TASK PROMPT =>
Go through the entries one line at a time, and gather every line that has the word "after".

===== INFORMATION PROVIDED

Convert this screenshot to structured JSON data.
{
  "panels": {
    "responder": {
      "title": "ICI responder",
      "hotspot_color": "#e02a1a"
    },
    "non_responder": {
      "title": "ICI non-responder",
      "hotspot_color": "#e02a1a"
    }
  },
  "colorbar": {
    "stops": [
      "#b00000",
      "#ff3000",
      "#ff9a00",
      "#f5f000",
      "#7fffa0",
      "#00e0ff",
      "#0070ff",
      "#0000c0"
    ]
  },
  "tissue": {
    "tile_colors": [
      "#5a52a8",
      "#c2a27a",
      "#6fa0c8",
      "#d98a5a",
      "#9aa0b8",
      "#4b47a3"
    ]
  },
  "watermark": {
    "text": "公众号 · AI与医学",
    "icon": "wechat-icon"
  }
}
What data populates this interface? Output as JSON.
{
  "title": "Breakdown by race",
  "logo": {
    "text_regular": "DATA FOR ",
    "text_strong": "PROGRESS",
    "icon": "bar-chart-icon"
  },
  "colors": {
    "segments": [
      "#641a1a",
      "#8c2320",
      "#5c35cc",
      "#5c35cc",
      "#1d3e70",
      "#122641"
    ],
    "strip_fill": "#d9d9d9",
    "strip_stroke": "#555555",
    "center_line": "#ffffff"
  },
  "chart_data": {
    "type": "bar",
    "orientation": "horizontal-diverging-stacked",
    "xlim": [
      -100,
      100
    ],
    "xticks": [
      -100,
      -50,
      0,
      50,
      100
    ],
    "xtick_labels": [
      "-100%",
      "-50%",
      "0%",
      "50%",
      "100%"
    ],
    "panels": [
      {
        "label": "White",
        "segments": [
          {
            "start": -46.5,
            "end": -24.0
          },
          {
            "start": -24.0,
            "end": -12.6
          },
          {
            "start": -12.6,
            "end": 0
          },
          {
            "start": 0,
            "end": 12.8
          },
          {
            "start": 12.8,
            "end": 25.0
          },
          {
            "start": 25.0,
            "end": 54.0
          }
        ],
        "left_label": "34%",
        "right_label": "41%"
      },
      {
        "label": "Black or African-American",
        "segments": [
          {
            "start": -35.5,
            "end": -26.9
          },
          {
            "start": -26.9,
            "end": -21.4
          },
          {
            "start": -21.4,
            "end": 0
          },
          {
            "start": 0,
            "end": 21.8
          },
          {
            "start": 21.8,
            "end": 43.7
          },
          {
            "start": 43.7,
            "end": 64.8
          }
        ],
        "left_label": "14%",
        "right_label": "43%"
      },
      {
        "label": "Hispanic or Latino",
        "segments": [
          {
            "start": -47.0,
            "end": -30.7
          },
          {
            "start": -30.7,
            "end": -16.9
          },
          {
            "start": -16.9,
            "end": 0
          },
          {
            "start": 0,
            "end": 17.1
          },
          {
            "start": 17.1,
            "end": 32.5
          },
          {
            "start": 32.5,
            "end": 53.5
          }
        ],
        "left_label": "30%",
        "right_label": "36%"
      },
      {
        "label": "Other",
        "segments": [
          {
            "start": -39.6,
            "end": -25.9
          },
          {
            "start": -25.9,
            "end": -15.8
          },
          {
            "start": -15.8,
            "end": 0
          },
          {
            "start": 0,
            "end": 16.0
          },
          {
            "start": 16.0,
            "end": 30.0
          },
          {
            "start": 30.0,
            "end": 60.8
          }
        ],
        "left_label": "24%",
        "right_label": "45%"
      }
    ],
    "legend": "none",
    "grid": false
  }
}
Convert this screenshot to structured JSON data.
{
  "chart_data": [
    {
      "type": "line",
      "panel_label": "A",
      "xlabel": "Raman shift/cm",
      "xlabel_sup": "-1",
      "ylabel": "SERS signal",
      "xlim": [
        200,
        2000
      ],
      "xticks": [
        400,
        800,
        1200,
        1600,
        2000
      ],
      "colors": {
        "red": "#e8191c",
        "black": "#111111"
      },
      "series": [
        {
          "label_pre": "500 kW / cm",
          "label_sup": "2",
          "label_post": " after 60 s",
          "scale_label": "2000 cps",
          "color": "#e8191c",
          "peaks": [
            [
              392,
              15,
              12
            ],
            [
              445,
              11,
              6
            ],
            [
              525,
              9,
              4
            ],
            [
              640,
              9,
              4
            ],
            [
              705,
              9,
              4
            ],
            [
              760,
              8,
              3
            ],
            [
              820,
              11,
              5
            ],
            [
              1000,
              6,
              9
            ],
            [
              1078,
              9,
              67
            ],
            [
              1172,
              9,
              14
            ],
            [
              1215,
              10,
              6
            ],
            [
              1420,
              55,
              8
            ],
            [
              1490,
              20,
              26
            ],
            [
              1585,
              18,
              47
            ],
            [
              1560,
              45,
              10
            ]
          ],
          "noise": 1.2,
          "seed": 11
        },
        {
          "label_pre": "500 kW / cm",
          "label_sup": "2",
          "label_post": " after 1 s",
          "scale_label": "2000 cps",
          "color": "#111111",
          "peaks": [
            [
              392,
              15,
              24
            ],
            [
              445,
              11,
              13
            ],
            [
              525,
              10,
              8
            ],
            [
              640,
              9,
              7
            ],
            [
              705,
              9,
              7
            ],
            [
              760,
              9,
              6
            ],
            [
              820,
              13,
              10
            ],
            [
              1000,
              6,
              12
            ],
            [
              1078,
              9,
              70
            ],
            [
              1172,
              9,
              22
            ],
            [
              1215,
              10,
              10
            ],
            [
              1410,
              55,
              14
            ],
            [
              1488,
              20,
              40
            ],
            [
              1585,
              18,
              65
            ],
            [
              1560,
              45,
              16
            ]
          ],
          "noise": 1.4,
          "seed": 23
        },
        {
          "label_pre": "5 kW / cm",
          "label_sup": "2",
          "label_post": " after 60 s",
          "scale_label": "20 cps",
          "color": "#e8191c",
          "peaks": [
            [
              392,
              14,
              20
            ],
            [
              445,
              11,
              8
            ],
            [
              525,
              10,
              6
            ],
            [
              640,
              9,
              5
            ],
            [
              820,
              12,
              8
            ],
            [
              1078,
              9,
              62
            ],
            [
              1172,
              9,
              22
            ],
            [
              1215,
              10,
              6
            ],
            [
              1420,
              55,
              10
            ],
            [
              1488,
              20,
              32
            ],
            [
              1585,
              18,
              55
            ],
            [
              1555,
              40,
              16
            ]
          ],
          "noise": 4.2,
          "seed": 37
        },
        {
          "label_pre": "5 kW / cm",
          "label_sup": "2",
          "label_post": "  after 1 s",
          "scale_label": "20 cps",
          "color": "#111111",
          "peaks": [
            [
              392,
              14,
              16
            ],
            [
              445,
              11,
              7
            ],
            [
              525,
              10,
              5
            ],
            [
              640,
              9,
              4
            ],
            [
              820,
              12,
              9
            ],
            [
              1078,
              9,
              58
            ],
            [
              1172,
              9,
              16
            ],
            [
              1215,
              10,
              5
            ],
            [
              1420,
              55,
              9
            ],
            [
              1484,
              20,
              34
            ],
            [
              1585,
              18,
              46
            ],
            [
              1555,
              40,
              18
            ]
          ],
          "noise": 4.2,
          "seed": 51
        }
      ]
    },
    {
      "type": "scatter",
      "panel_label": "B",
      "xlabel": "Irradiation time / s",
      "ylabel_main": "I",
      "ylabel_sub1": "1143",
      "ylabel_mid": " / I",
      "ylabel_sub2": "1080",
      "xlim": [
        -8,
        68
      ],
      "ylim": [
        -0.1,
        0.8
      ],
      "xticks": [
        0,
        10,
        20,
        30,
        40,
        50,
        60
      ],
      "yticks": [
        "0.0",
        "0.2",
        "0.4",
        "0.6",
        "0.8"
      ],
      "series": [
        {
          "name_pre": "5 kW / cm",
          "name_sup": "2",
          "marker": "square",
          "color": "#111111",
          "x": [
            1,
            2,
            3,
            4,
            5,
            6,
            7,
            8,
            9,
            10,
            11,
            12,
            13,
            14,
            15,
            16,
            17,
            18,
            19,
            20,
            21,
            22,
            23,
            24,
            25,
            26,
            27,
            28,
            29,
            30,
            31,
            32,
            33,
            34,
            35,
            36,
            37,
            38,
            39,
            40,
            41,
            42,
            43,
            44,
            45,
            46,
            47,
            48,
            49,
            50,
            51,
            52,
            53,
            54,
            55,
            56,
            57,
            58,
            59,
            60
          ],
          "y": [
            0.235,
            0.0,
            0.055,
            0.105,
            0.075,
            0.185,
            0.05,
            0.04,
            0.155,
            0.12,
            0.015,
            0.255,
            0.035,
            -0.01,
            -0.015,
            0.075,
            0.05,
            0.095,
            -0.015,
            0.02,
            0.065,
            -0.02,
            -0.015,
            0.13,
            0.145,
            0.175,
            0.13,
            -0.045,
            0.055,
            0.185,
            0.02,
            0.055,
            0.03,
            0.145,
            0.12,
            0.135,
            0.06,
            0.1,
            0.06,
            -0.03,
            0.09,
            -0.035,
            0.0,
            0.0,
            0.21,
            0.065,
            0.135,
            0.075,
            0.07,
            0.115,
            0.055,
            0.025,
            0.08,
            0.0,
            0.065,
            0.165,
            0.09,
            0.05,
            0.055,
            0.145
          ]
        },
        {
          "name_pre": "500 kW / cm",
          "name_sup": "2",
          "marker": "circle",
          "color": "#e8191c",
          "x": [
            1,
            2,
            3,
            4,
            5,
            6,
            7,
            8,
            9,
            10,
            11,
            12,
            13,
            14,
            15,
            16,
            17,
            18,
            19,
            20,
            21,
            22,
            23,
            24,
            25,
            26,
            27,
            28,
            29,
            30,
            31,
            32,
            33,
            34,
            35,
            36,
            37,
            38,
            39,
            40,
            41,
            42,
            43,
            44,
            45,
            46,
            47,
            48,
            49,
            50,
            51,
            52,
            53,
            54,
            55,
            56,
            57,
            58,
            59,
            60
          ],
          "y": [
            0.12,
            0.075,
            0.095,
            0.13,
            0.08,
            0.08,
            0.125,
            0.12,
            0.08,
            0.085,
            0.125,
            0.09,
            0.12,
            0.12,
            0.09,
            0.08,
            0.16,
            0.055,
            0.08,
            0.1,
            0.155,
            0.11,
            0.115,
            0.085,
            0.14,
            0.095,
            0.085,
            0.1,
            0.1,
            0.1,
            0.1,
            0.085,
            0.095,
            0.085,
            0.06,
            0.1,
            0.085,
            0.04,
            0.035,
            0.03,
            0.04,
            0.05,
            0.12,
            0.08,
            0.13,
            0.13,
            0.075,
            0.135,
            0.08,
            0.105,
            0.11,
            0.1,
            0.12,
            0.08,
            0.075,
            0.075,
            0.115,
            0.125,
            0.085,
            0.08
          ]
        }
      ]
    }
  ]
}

==========

RESPONSE TO THIS TASK =>
          "label_post": " after 60 s",
          "label_post": " after 1 s",
          "label_post": " after 60 s",
          "label_post": "  after 1 s",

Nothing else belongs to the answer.